Part of a data file:
------------------------

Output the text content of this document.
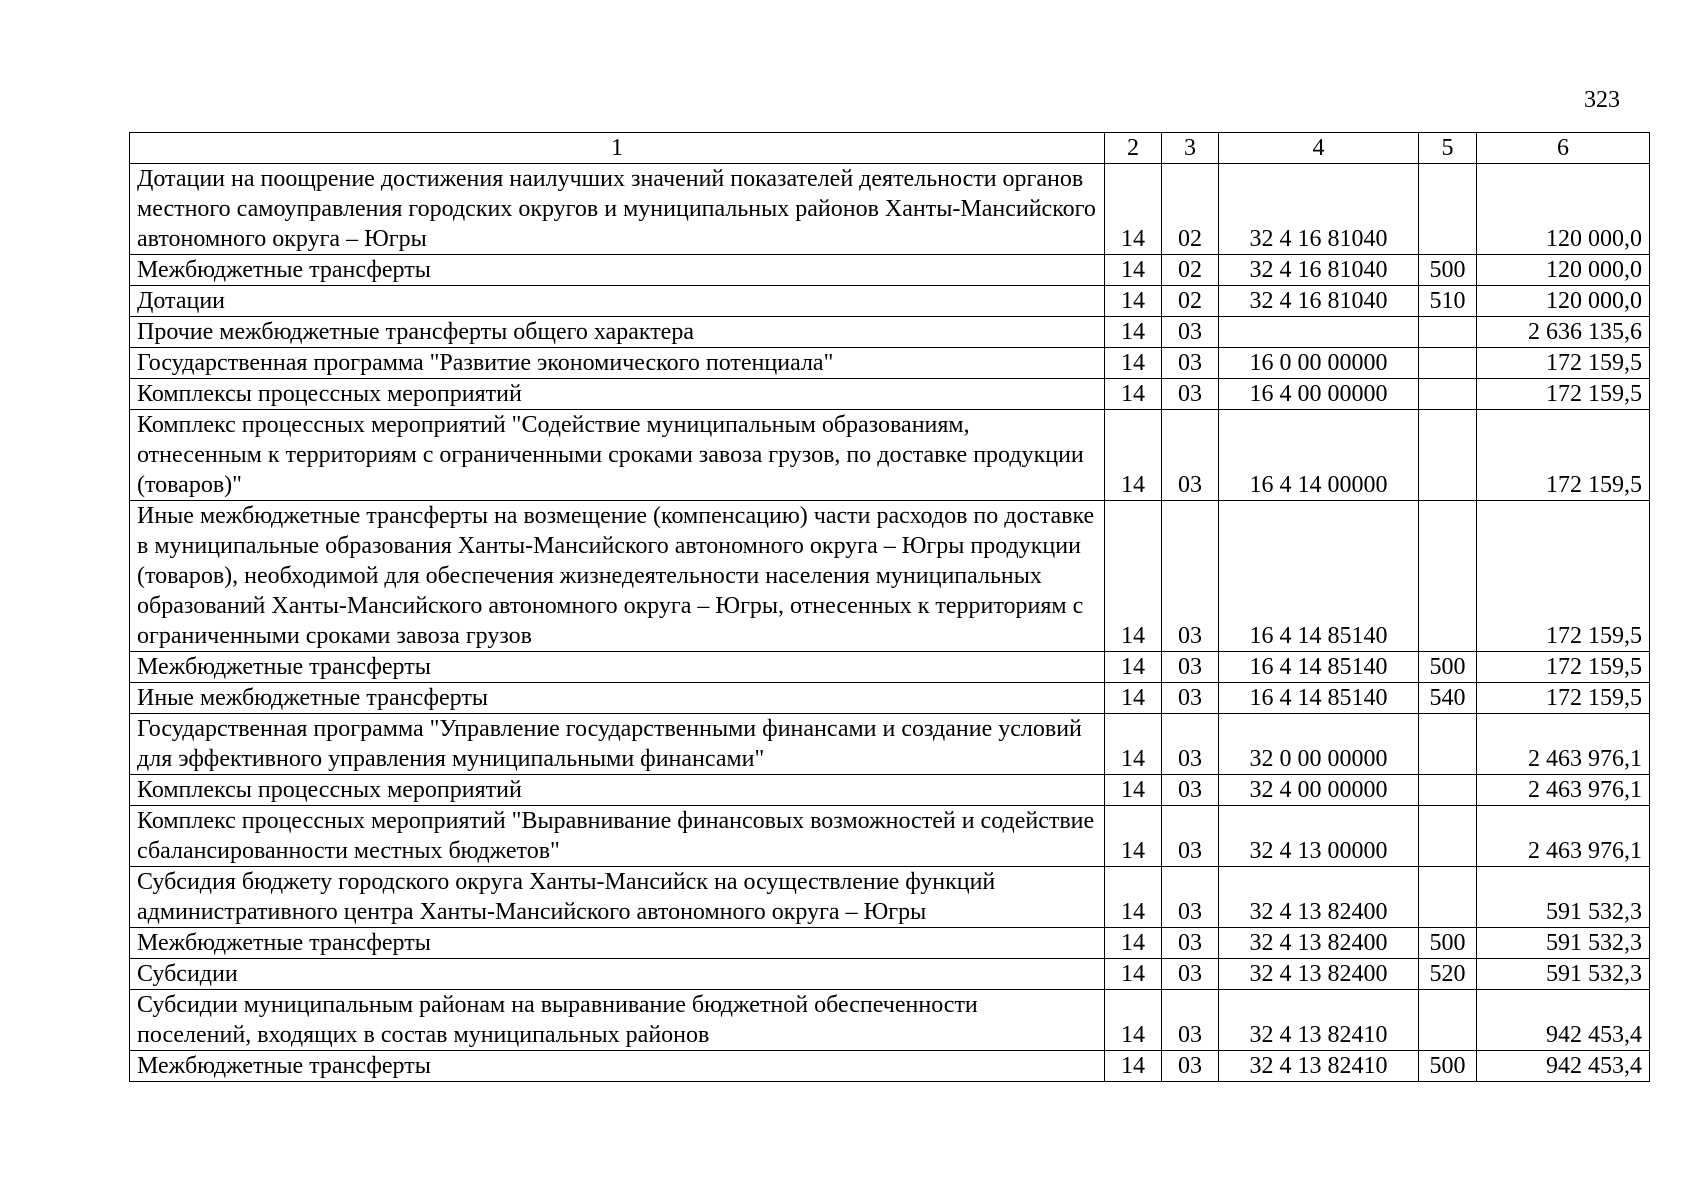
323
1	2	3	4	5	6
Дотации на поощрение достижения наилучших значений показателей деятельности органов местного самоуправления городских округов и муниципальных районов Ханты-Мансийского автономного округа – Югры	14	02	32 4 16 81040		120 000,0
Межбюджетные трансферты	14	02	32 4 16 81040	500	120 000,0
Дотации	14	02	32 4 16 81040	510	120 000,0
Прочие межбюджетные трансферты общего характера	14	03			2 636 135,6
Государственная программа "Развитие экономического потенциала"	14	03	16 0 00 00000		172 159,5
Комплексы процессных мероприятий	14	03	16 4 00 00000		172 159,5
Комплекс процессных мероприятий "Содействие муниципальным образованиям, отнесенным к территориям с ограниченными сроками завоза грузов, по доставке продукции (товаров)"	14	03	16 4 14 00000		172 159,5
Иные межбюджетные трансферты на возмещение (компенсацию) части расходов по доставке в муниципальные образования Ханты-Мансийского автономного округа – Югры продукции (товаров), необходимой для обеспечения жизнедеятельности населения муниципальных образований Ханты-Мансийского автономного округа – Югры, отнесенных к территориям с ограниченными сроками завоза грузов	14	03	16 4 14 85140		172 159,5
Межбюджетные трансферты	14	03	16 4 14 85140	500	172 159,5
Иные межбюджетные трансферты	14	03	16 4 14 85140	540	172 159,5
Государственная программа "Управление государственными финансами и создание условий для эффективного управления муниципальными финансами"	14	03	32 0 00 00000		2 463 976,1
Комплексы процессных мероприятий	14	03	32 4 00 00000		2 463 976,1
Комплекс процессных мероприятий "Выравнивание финансовых возможностей и содействие сбалансированности местных бюджетов"	14	03	32 4 13 00000		2 463 976,1
Субсидия бюджету городского округа Ханты-Мансийск на осуществление функций административного центра Ханты-Мансийского автономного округа – Югры	14	03	32 4 13 82400		591 532,3
Межбюджетные трансферты	14	03	32 4 13 82400	500	591 532,3
Субсидии	14	03	32 4 13 82400	520	591 532,3
Субсидии муниципальным районам на выравнивание бюджетной обеспеченности поселений, входящих в состав муниципальных районов	14	03	32 4 13 82410		942 453,4
Межбюджетные трансферты	14	03	32 4 13 82410	500	942 453,4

------------------------

STATED EXERCISE:
From the records above, pull out every line containing the word "сроками".

TASK RESPONSE:
Комплекс процессных мероприятий "Содействие муниципальным образованиям, отнесенным к территориям с ограниченными сроками завоза грузов, по доставке продукции (товаров)"	14	03	16 4 14 00000		172 159,5
Иные межбюджетные трансферты на возмещение (компенсацию) части расходов по доставке в муниципальные образования Ханты-Мансийского автономного округа – Югры продукции (товаров), необходимой для обеспечения жизнедеятельности населения муниципальных образований Ханты-Мансийского автономного округа – Югры, отнесенных к территориям с ограниченными сроками завоза грузов	14	03	16 4 14 85140		172 159,5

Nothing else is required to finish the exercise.